**Exercise details:** Echo the lines from the start of the material through the line containing "group-title-system: System [358,20,454,34]", both ends included.

-=-=-=-=-

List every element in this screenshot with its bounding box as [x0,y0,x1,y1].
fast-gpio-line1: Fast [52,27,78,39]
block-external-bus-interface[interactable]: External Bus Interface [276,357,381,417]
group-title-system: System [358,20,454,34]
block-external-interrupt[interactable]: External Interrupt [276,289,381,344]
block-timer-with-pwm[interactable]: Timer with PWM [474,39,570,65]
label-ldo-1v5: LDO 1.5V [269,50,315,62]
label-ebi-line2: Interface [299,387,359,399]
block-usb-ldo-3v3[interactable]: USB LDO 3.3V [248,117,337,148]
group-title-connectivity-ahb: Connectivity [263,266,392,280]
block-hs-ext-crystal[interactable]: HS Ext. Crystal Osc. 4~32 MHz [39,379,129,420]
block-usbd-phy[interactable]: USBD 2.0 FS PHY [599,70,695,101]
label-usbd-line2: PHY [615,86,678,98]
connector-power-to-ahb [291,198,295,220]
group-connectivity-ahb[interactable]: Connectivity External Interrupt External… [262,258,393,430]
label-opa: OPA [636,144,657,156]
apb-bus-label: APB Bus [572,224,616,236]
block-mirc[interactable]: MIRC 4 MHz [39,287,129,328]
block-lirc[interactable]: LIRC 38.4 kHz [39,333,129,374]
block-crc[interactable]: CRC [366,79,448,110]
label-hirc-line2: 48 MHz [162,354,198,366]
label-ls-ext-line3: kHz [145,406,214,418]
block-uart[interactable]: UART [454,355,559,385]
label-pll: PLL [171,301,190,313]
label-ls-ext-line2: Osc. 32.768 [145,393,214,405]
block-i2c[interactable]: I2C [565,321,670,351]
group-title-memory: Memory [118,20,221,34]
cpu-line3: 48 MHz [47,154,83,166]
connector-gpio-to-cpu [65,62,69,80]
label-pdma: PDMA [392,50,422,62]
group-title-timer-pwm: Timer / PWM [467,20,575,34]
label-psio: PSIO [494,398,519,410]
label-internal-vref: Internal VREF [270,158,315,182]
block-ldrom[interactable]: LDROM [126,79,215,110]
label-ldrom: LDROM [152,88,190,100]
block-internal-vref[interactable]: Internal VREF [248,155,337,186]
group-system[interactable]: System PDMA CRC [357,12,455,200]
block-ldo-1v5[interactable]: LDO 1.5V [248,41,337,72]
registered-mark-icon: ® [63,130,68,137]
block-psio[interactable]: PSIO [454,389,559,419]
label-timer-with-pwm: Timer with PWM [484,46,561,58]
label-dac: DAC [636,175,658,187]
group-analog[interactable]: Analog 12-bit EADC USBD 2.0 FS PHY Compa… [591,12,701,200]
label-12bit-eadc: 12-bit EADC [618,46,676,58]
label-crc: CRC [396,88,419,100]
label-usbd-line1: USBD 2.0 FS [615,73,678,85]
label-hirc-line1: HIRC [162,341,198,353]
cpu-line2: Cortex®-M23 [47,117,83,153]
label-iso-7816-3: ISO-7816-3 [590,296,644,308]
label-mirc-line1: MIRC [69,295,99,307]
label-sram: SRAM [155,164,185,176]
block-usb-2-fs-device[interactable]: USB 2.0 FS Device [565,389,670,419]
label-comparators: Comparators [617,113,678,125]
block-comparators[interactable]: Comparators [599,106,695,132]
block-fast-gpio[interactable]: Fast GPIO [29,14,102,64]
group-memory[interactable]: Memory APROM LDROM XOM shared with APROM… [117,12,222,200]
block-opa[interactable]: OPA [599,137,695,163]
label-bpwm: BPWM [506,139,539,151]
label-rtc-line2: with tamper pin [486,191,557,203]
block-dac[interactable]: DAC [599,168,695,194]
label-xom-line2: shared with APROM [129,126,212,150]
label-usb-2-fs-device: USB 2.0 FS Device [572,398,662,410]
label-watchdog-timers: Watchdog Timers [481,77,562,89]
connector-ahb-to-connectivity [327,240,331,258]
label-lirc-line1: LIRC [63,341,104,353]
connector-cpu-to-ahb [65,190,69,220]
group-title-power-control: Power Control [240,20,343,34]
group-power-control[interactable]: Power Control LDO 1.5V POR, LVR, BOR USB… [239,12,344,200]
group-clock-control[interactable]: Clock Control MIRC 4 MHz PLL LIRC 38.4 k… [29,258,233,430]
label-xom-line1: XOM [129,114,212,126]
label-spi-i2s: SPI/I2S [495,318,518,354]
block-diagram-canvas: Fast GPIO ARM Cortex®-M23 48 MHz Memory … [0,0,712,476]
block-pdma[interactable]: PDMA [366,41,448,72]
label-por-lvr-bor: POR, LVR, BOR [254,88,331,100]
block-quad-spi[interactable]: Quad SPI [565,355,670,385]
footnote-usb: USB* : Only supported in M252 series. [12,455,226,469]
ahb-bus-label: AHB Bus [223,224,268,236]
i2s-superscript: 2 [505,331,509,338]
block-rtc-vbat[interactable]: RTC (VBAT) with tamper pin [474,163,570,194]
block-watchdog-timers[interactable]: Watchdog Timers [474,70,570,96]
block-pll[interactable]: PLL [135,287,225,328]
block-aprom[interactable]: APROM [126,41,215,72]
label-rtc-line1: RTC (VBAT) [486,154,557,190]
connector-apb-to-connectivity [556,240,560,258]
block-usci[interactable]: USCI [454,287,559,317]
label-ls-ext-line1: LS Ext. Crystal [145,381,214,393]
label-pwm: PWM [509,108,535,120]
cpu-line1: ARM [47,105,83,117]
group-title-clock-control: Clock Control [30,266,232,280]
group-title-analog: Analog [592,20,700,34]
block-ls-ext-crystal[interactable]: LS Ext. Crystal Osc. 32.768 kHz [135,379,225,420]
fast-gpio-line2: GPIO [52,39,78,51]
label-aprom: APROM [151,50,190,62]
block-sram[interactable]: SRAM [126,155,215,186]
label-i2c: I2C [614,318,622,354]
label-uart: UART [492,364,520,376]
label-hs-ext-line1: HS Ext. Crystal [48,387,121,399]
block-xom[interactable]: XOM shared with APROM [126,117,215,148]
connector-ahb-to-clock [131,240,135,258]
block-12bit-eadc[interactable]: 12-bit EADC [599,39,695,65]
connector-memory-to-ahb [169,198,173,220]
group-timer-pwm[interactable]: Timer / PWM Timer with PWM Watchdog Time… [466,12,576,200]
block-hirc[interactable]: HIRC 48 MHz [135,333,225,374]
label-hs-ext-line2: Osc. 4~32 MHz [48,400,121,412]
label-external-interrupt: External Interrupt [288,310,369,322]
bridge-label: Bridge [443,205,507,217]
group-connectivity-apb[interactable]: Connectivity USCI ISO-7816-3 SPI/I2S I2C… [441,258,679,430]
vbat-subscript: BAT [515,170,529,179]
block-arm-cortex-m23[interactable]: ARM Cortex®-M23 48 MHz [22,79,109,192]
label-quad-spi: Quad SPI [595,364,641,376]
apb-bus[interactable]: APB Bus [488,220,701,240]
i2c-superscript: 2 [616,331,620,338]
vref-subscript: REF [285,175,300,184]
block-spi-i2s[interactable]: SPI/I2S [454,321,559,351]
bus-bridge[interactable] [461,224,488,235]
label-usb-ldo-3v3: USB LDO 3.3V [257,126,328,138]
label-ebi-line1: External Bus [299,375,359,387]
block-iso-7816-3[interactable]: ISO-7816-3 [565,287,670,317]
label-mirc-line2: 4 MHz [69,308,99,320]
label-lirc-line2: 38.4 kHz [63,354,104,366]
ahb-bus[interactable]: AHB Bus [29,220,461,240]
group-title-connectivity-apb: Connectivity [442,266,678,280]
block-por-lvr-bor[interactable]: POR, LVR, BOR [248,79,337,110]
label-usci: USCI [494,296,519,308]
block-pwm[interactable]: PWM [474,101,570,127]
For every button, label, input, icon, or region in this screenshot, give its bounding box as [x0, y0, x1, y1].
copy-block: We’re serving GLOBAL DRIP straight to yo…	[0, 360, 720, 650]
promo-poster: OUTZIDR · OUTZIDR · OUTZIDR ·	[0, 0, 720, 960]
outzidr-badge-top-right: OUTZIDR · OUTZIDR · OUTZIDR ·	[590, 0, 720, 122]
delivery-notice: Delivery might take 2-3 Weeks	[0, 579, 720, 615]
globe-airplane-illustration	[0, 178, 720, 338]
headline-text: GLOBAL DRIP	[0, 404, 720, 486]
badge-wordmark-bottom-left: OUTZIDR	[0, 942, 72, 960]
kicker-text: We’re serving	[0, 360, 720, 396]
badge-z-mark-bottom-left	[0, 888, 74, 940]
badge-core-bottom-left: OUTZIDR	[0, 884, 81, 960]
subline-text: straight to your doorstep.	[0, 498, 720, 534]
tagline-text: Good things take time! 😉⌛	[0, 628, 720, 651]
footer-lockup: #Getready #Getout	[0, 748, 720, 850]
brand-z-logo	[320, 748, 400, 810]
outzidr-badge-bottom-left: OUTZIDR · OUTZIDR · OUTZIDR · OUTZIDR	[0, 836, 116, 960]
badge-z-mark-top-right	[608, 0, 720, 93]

-=-=-=-=-

**Solution to this problem:**
List every element in this screenshot with its bounding box as [x0,y0,x1,y1].
fast-gpio-line1: Fast [52,27,78,39]
block-external-bus-interface[interactable]: External Bus Interface [276,357,381,417]
group-title-system: System [358,20,454,34]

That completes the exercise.